- **Your goal**
Go through the data and copy every line exactly, but not the images.

* START Data for this task *

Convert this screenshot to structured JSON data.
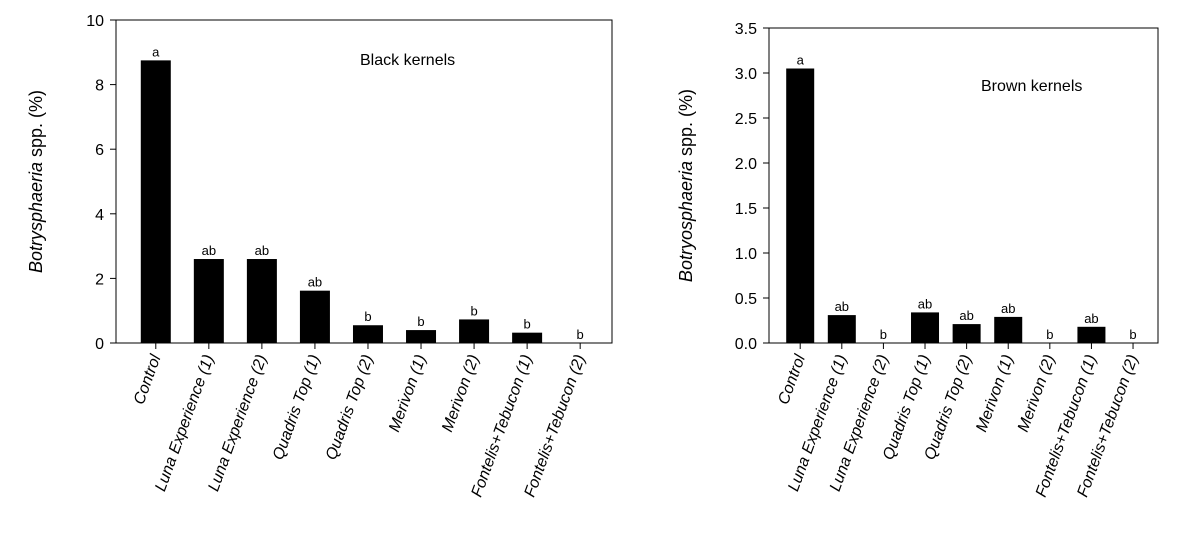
{
  "chart_data": [
    {
      "type": "bar",
      "annotation": "Black kernels",
      "ylabel_italic": "Botrysphaeria",
      "ylabel_rest": " spp. (%)",
      "ylim": [
        0,
        10
      ],
      "yticks": [
        0,
        2,
        4,
        6,
        8,
        10
      ],
      "categories": [
        "Control",
        "Luna Experience (1)",
        "Luna Experience (2)",
        "Quadris Top (1)",
        "Quadris Top (2)",
        "Merivon (1)",
        "Merivon (2)",
        "Fontelis+Tebucon (1)",
        "Fontelis+Tebucon (2)"
      ],
      "values": [
        8.75,
        2.6,
        2.6,
        1.62,
        0.55,
        0.4,
        0.73,
        0.32,
        0.0
      ],
      "letters": [
        "a",
        "ab",
        "ab",
        "ab",
        "b",
        "b",
        "b",
        "b",
        "b"
      ],
      "grid": false,
      "bar_color": "#000000"
    },
    {
      "type": "bar",
      "annotation": "Brown kernels",
      "ylabel_italic": "Botryosphaeria",
      "ylabel_rest": " spp. (%)",
      "ylim": [
        0,
        3.5
      ],
      "yticks": [
        "0.0",
        "0.5",
        "1.0",
        "1.5",
        "2.0",
        "2.5",
        "3.0",
        "3.5"
      ],
      "categories": [
        "Control",
        "Luna Experience (1)",
        "Luna Experience (2)",
        "Quadris Top (1)",
        "Quadris Top (2)",
        "Merivon (1)",
        "Merivon (2)",
        "Fontelis+Tebucon (1)",
        "Fontelis+Tebucon (2)"
      ],
      "values": [
        3.05,
        0.31,
        0.0,
        0.34,
        0.21,
        0.29,
        0.0,
        0.18,
        0.0
      ],
      "letters": [
        "a",
        "ab",
        "b",
        "ab",
        "ab",
        "ab",
        "b",
        "ab",
        "b"
      ],
      "grid": false,
      "bar_color": "#000000"
    }
  ]
}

* END Data for this task *

- **Output of the task**
Convert this screenshot to structured JSON data.
{
  "chart_data": [
    {
      "type": "bar",
      "annotation": "Black kernels",
      "ylabel_italic": "Botrysphaeria",
      "ylabel_rest": " spp. (%)",
      "ylim": [
        0,
        10
      ],
      "yticks": [
        0,
        2,
        4,
        6,
        8,
        10
      ],
      "categories": [
        "Control",
        "Luna Experience (1)",
        "Luna Experience (2)",
        "Quadris Top (1)",
        "Quadris Top (2)",
        "Merivon (1)",
        "Merivon (2)",
        "Fontelis+Tebucon (1)",
        "Fontelis+Tebucon (2)"
      ],
      "values": [
        8.75,
        2.6,
        2.6,
        1.62,
        0.55,
        0.4,
        0.73,
        0.32,
        0.0
      ],
      "letters": [
        "a",
        "ab",
        "ab",
        "ab",
        "b",
        "b",
        "b",
        "b",
        "b"
      ],
      "grid": false,
      "bar_color": "#000000"
    },
    {
      "type": "bar",
      "annotation": "Brown kernels",
      "ylabel_italic": "Botryosphaeria",
      "ylabel_rest": " spp. (%)",
      "ylim": [
        0,
        3.5
      ],
      "yticks": [
        "0.0",
        "0.5",
        "1.0",
        "1.5",
        "2.0",
        "2.5",
        "3.0",
        "3.5"
      ],
      "categories": [
        "Control",
        "Luna Experience (1)",
        "Luna Experience (2)",
        "Quadris Top (1)",
        "Quadris Top (2)",
        "Merivon (1)",
        "Merivon (2)",
        "Fontelis+Tebucon (1)",
        "Fontelis+Tebucon (2)"
      ],
      "values": [
        3.05,
        0.31,
        0.0,
        0.34,
        0.21,
        0.29,
        0.0,
        0.18,
        0.0
      ],
      "letters": [
        "a",
        "ab",
        "b",
        "ab",
        "ab",
        "ab",
        "b",
        "ab",
        "b"
      ],
      "grid": false,
      "bar_color": "#000000"
    }
  ]
}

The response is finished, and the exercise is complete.